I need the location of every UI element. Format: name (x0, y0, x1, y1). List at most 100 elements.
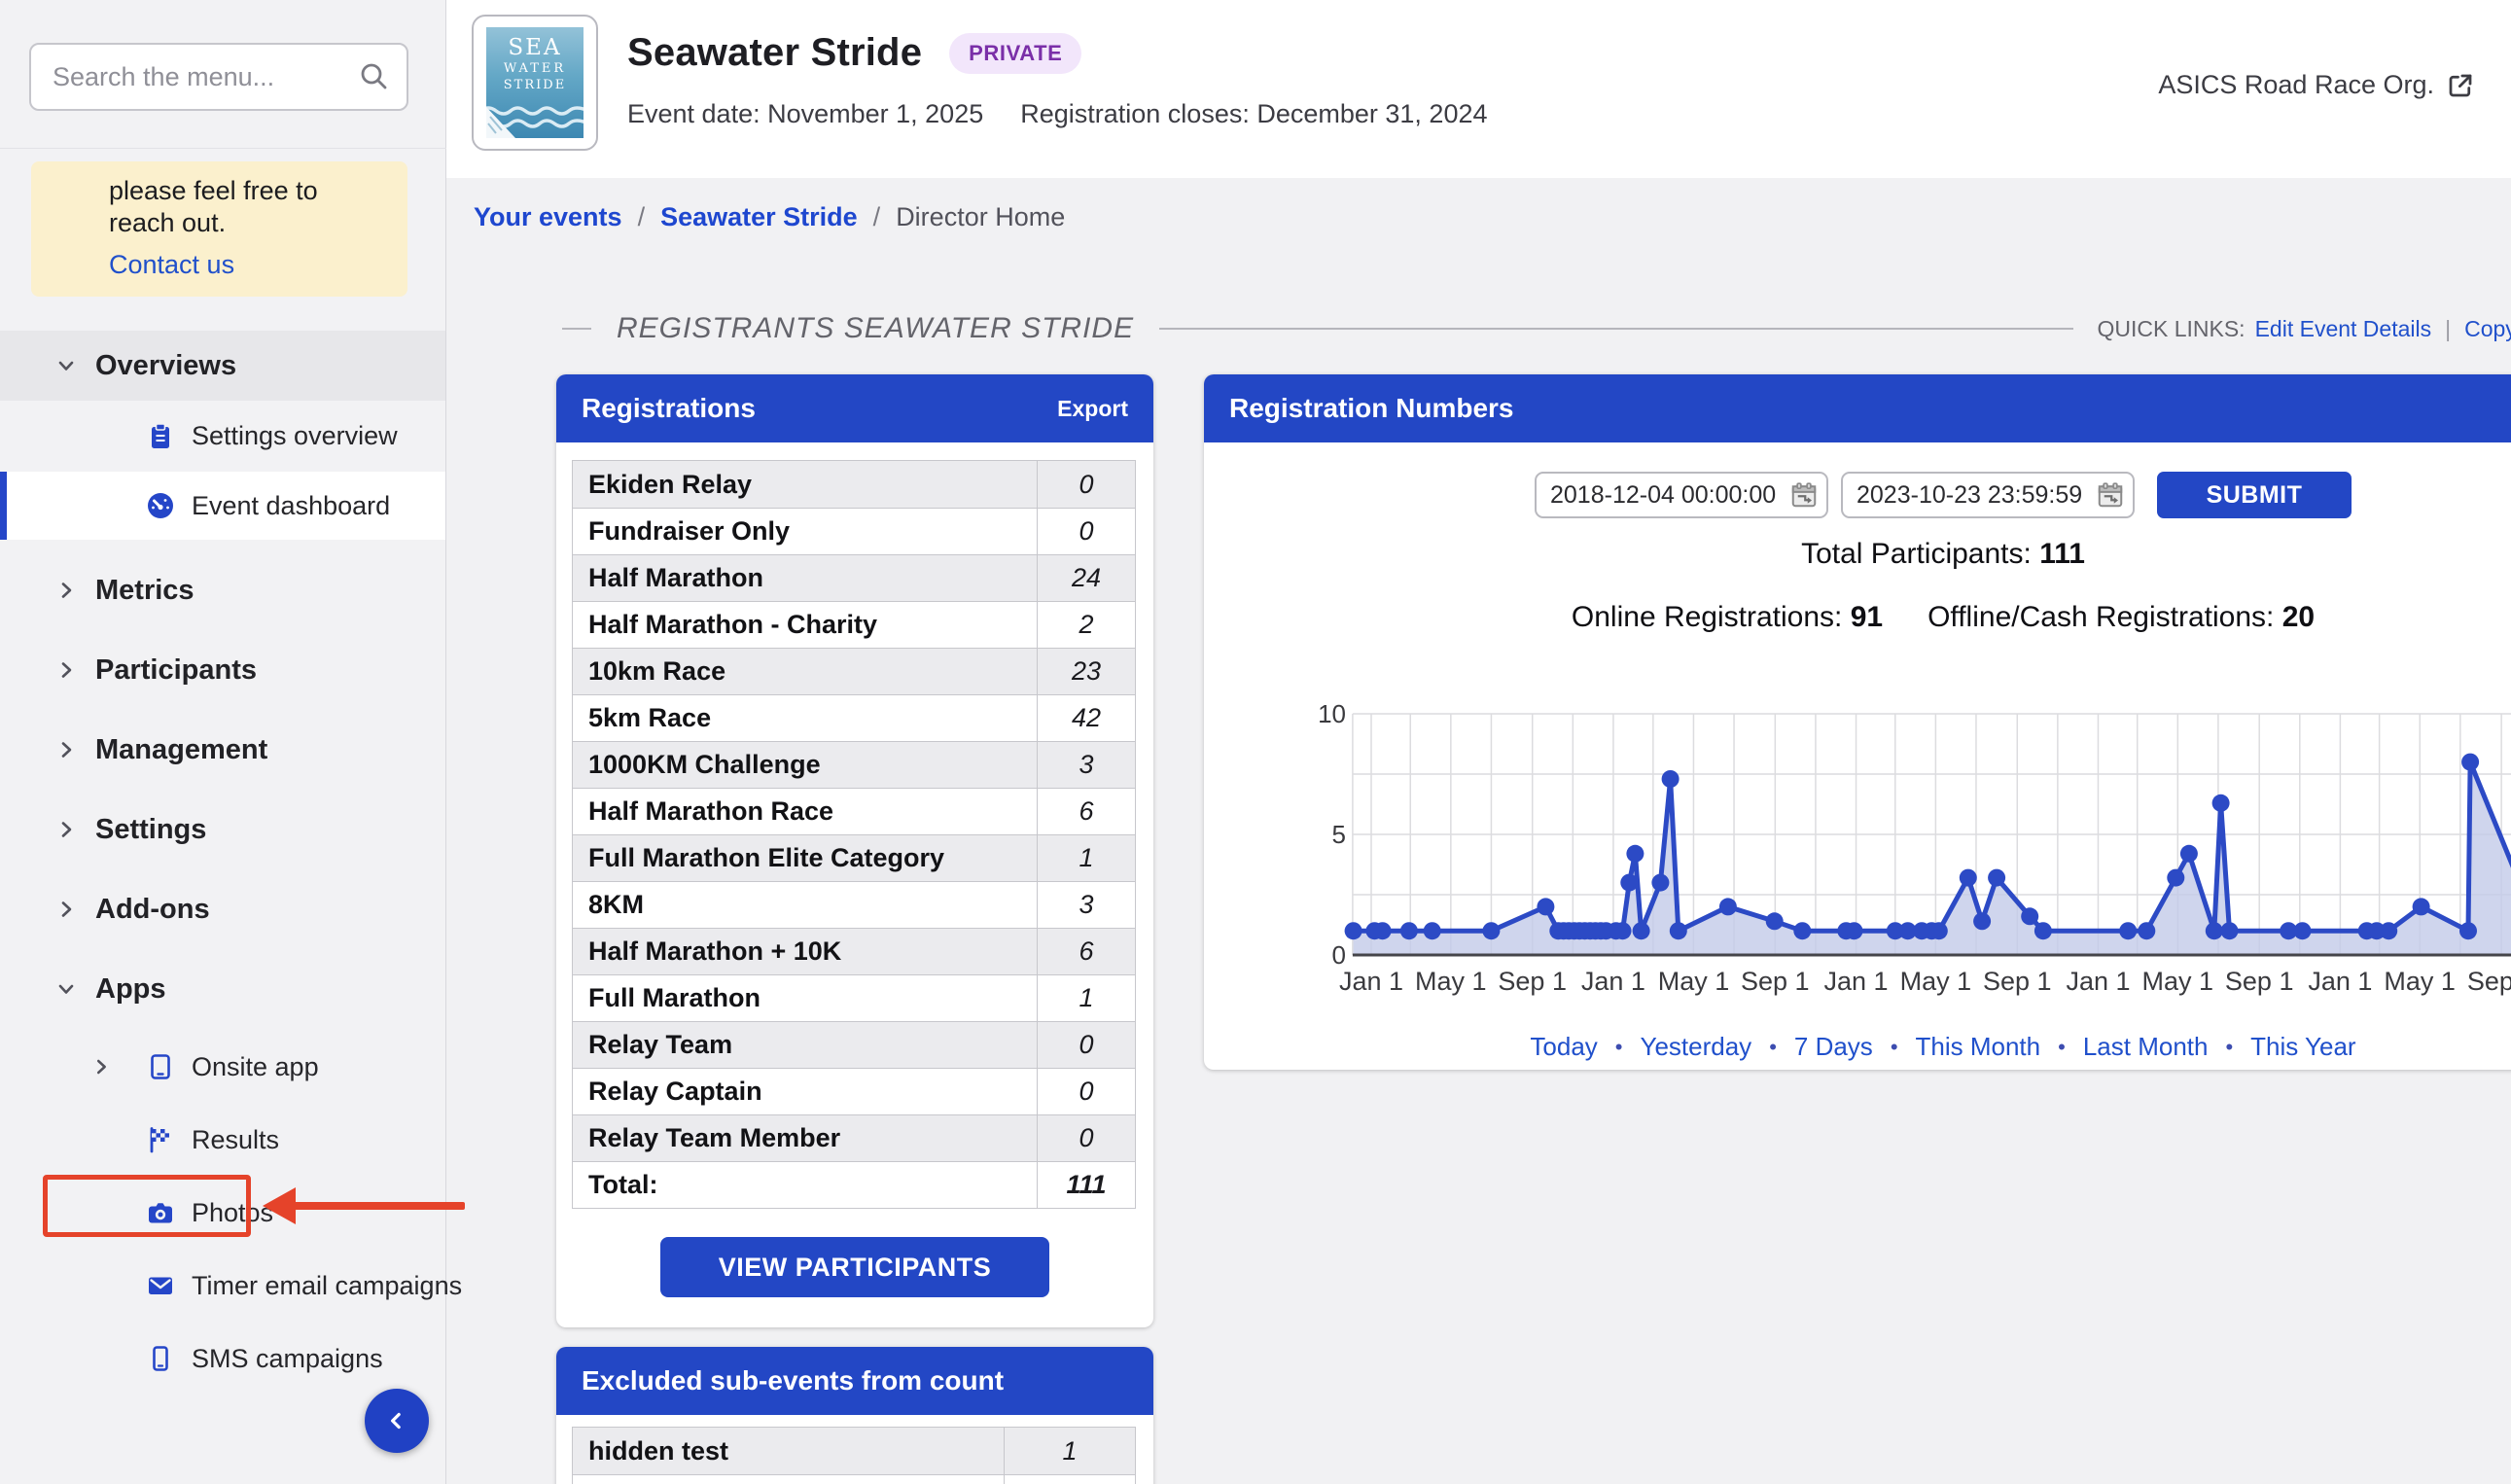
svg-text:Sep 1: Sep 1 (1498, 967, 1567, 996)
sub-event-count: 2 (1037, 602, 1135, 648)
chevron-right-icon (54, 738, 78, 761)
chevron-right-icon (54, 579, 78, 602)
breadcrumb-item-seawater-stride[interactable]: Seawater Stride (660, 201, 858, 231)
range-link-today[interactable]: Today (1530, 1032, 1598, 1061)
sub-event-name: Relay Team Member (588, 1123, 841, 1152)
sub-event-count: 1 (1037, 975, 1135, 1021)
date-from-input[interactable] (1537, 480, 1787, 510)
event-logo: SEA WATER STRIDE (472, 15, 598, 151)
sidebar-divider (0, 148, 446, 149)
clipboard-icon (146, 422, 175, 451)
sidebar-section-participants[interactable]: Participants (0, 641, 445, 699)
sidebar-item-settings-overview[interactable]: Settings overview (0, 401, 445, 472)
envelope-icon (146, 1271, 175, 1300)
sidebar-section-metrics[interactable]: Metrics (0, 561, 445, 619)
online-registrations-stat: Online Registrations: 91 (1572, 601, 1883, 634)
chevron-right-icon (54, 898, 78, 921)
range-link-this-year[interactable]: This Year (2250, 1032, 2356, 1061)
range-link-this-month[interactable]: This Month (1915, 1032, 2041, 1061)
chevron-right-icon (90, 1056, 112, 1078)
sidebar-item-photos[interactable]: Photos (0, 1184, 445, 1242)
sidebar-item-sms-campaigns[interactable]: SMS campaigns (0, 1329, 445, 1388)
total-label: Total: (588, 1170, 658, 1199)
sub-event-count: 23 (1037, 649, 1135, 694)
search-input[interactable] (31, 60, 358, 93)
table-row: Full Marathon Elite Category 1 (573, 834, 1135, 881)
range-link-yesterday[interactable]: Yesterday (1640, 1032, 1752, 1061)
registration-numbers-title: Registration Numbers (1229, 393, 1514, 423)
sidebar-section-label: Apps (95, 972, 166, 1005)
sidebar-section-overviews[interactable]: Overviews (0, 331, 445, 401)
sidebar-item-label: SMS campaigns (192, 1343, 383, 1373)
export-button[interactable]: Export (1057, 395, 1128, 421)
offline-registrations-stat: Offline/Cash Registrations: 20 (1927, 601, 2315, 634)
calendar-icon[interactable] (2096, 480, 2125, 510)
sub-event-name: 5km Race (588, 703, 712, 732)
svg-text:Jan 1: Jan 1 (2066, 967, 2130, 996)
phone-icon (146, 1344, 175, 1373)
table-row: hidden test 1 (573, 1428, 1135, 1474)
table-row-stub (573, 1474, 1135, 1484)
sidebar-section-apps[interactable]: Apps (0, 960, 445, 1018)
excluded-title: Excluded sub-events from count (582, 1365, 1005, 1396)
table-row: Fundraiser Only 0 (573, 508, 1135, 554)
section-header: REGISTRANTS SEAWATER STRIDE QUICK LINKS:… (562, 309, 2511, 348)
notice-text-line1: please feel free to (109, 176, 318, 205)
sub-event-name: Full Marathon (588, 983, 760, 1012)
svg-text:May 1: May 1 (1415, 967, 1487, 996)
sidebar-section-management[interactable]: Management (0, 721, 445, 779)
sub-event-name: Half Marathon + 10K (588, 936, 842, 966)
sub-event-name: Relay Captain (588, 1077, 762, 1106)
quick-link-copy-event[interactable]: Copy Event (2464, 315, 2511, 341)
svg-text:Sep 1: Sep 1 (1983, 967, 2052, 996)
sidebar-section-label: Management (95, 733, 268, 765)
sidebar-item-label: Timer email campaigns (192, 1270, 463, 1300)
svg-text:Jan 1: Jan 1 (2308, 967, 2372, 996)
sub-event-count: 1 (1037, 835, 1135, 881)
sidebar-item-label: Photos (192, 1197, 274, 1227)
chevron-down-icon (54, 354, 78, 377)
sub-event-count: 0 (1037, 461, 1135, 508)
sub-event-name: 10km Race (588, 656, 726, 686)
sidebar-item-label: Onsite app (192, 1051, 319, 1081)
sidebar-section-settings[interactable]: Settings (0, 800, 445, 859)
sidebar-item-event-dashboard[interactable]: Event dashboard (0, 472, 445, 540)
status-badge: PRIVATE (949, 32, 1082, 74)
logo-waves (486, 106, 584, 138)
excluded-subevents-panel: Excluded sub-events from count hidden te… (556, 1347, 1153, 1484)
range-link-7-days[interactable]: 7 Days (1793, 1032, 1873, 1061)
sub-event-name: hidden test (588, 1435, 729, 1466)
breadcrumb: Your events / Seawater Stride / Director Hom… (474, 178, 1065, 256)
svg-text:Jan 1: Jan 1 (1581, 967, 1645, 996)
sidebar-section-add-ons[interactable]: Add-ons (0, 880, 445, 938)
sub-event-count: 42 (1037, 695, 1135, 741)
range-separator: • (1769, 1034, 1777, 1059)
sidebar-collapse-button[interactable] (365, 1389, 429, 1453)
date-to-input[interactable] (1843, 480, 2094, 510)
quick-link-edit-event-details[interactable]: Edit Event Details (2254, 315, 2432, 341)
sidebar-item-timer-email-campaigns[interactable]: Timer email campaigns (0, 1256, 462, 1315)
sidebar-item-onsite-app[interactable]: Onsite app (0, 1038, 445, 1096)
registration-numbers-panel: Registration Numbers SUBMIT Total Partic… (1204, 374, 2511, 1070)
view-participants-button[interactable]: VIEW PARTICIPANTS (660, 1237, 1049, 1297)
sidebar-section-label: Participants (95, 654, 257, 686)
contact-us-link[interactable]: Contact us (109, 250, 235, 279)
search-icon[interactable] (358, 60, 391, 93)
sidebar-item-results[interactable]: Results (0, 1111, 445, 1169)
tablet-icon (146, 1052, 175, 1081)
table-row: 1000KM Challenge 3 (573, 741, 1135, 788)
sidebar: please feel free to reach out. Contact u… (0, 0, 462, 1484)
section-rule-left (562, 328, 591, 330)
online-registrations-label: Online Registrations: (1571, 601, 1843, 633)
sub-event-name: Half Marathon - Charity (588, 610, 878, 639)
breadcrumb-item-your-events[interactable]: Your events (474, 201, 622, 231)
sidebar-section-label: Metrics (95, 574, 195, 606)
table-row: Half Marathon 24 (573, 554, 1135, 601)
range-link-last-month[interactable]: Last Month (2082, 1032, 2209, 1061)
calendar-icon[interactable] (1789, 480, 1819, 510)
submit-button[interactable]: SUBMIT (2157, 472, 2352, 518)
organization-link[interactable]: ASICS Road Race Org. (2158, 70, 2475, 100)
sub-event-count: 6 (1037, 789, 1135, 834)
svg-text:May 1: May 1 (1900, 967, 1972, 996)
sidebar-item-label: Results (192, 1124, 280, 1154)
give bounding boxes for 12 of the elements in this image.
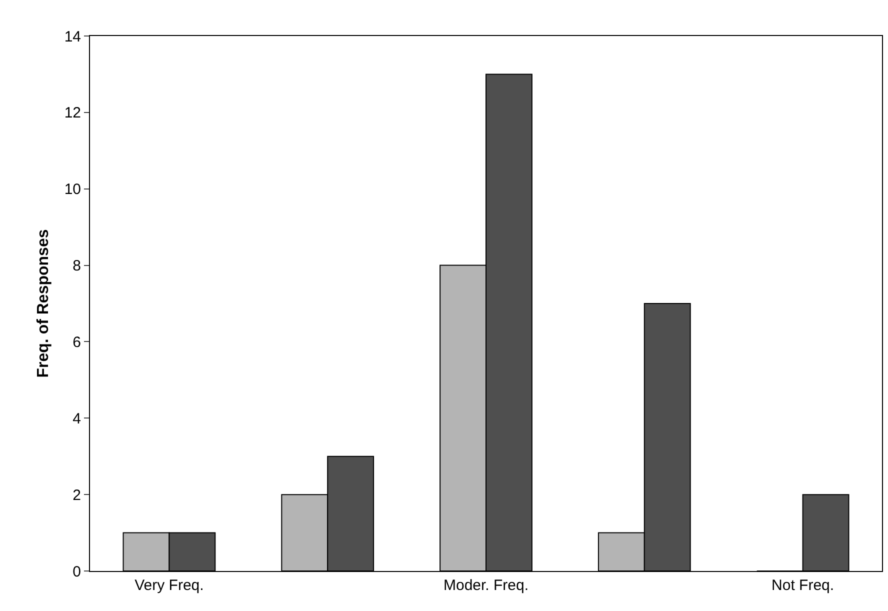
y-tick-label: 12 — [64, 104, 81, 122]
x-tick-label: Moder. Freq. — [443, 577, 529, 594]
y-tick-label: 4 — [72, 410, 81, 428]
y-axis-title: Freq. of Responses — [35, 229, 52, 378]
y-tick-label: 10 — [64, 181, 81, 198]
y-tick-label: 8 — [72, 258, 81, 275]
y-tick-label: 14 — [64, 28, 81, 46]
x-tick-label: Very Freq. — [134, 577, 204, 594]
y-tick-label: 6 — [72, 334, 81, 351]
x-tick-label: Not Freq. — [772, 577, 834, 594]
y-tick-label: 2 — [72, 486, 81, 504]
y-tick-label: 0 — [72, 563, 81, 580]
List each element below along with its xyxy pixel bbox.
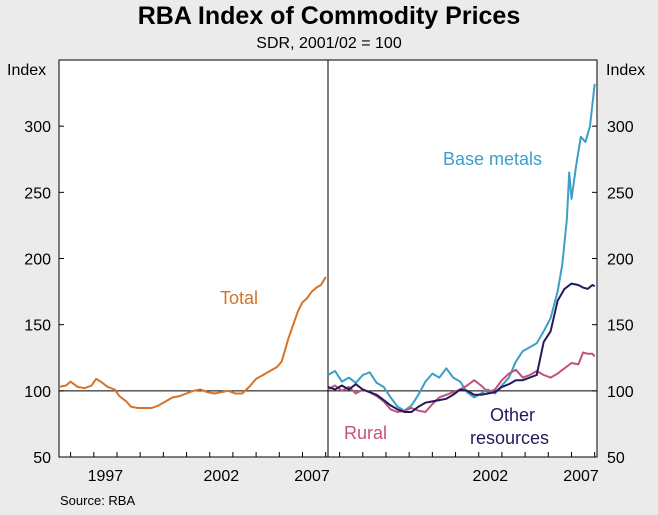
y-tick-label-right: 150: [607, 318, 634, 335]
y-tick-label-right: 250: [607, 185, 634, 202]
y-tick-label-left: 300: [24, 119, 51, 136]
y-tick-label-right: 300: [607, 119, 634, 136]
y-tick-label-right: 50: [607, 450, 625, 467]
y-axis-label-left: Index: [7, 62, 46, 79]
y-tick-label-right: 200: [607, 252, 634, 269]
series-line-other-resources: [327, 282, 596, 413]
y-tick-label-left: 150: [24, 318, 51, 335]
x-tick-label: 2002: [204, 468, 240, 485]
chart-subtitle: SDR, 2001/02 = 100: [256, 35, 402, 52]
chart-source: Source: RBA: [60, 493, 136, 508]
y-tick-label-left: 100: [24, 384, 51, 401]
series-label-base-metals: Base metals: [443, 149, 542, 169]
series-label-other-resources-line2: resources: [470, 428, 549, 448]
x-tick-label: 2002: [473, 468, 509, 485]
x-tick-label: 2007: [563, 468, 599, 485]
y-tick-label-left: 250: [24, 185, 51, 202]
chart-title: RBA Index of Commodity Prices: [137, 2, 521, 30]
y-tick-label-left: 50: [33, 450, 51, 467]
y-tick-label-right: 100: [607, 384, 634, 401]
series-line-base-metals: [327, 83, 596, 412]
series-label-other-resources-line1: Other: [490, 405, 535, 425]
series-layer: [58, 83, 596, 413]
series-label-total: Total: [220, 288, 258, 308]
y-axis-label-right: Index: [606, 62, 645, 79]
x-tick-label: 1997: [88, 468, 124, 485]
x-tick-label: 2007: [294, 468, 330, 485]
labels-layer: Index Index Total Base metals Rural Othe…: [7, 62, 645, 448]
series-label-rural: Rural: [344, 423, 387, 443]
axes-layer: 50 50 100 100 150 150 200 200 250 250 300 300 1997 20…: [24, 59, 634, 485]
series-line-total: [58, 276, 327, 409]
y-tick-label-left: 200: [24, 252, 51, 269]
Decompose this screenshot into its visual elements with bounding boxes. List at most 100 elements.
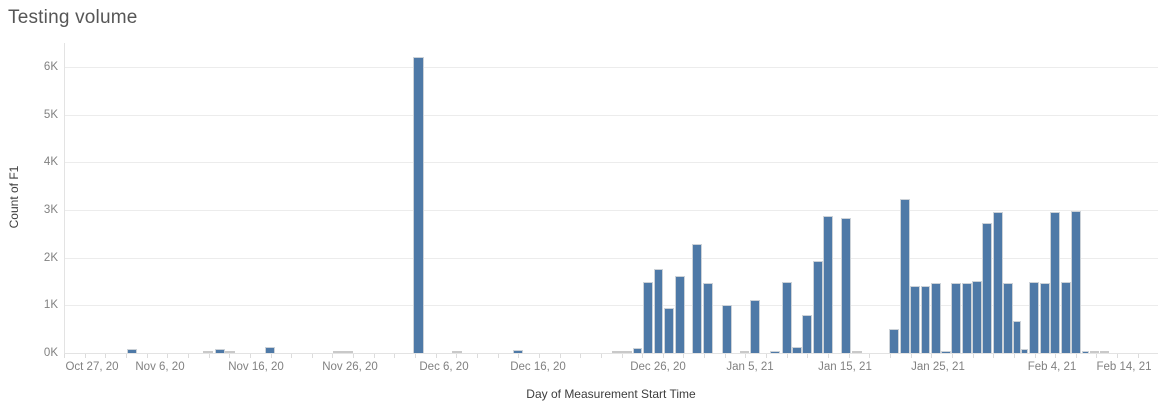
● ● ●
▶ What the task asks: Convert the listing from the line with "svg-text:Sep 1: Sep 1 (1498, 967, 1567, 996)" up to and including the line with "breadcrumb-item-seawater-stride[interactable]: Seawater Stride" into a Markdown table with the columns Row and Line, one row per line and blank lines left out.

▶ Reply to the exercise:
| Row | Line |
|---|---|
| 1 | svg-text:Sep 1: Sep 1 (1498, 967, 1567, 996) |
| 2 | sub-event-count: 2 (1037, 602, 1135, 648) |
| 3 | chevron-right-icon (54, 738, 78, 761) |
| 4 | chevron-right-icon (54, 579, 78, 602) |
| 5 | breadcrumb-item-seawater-stride[interactable]: Seawater Stride (660, 201, 858, 231) |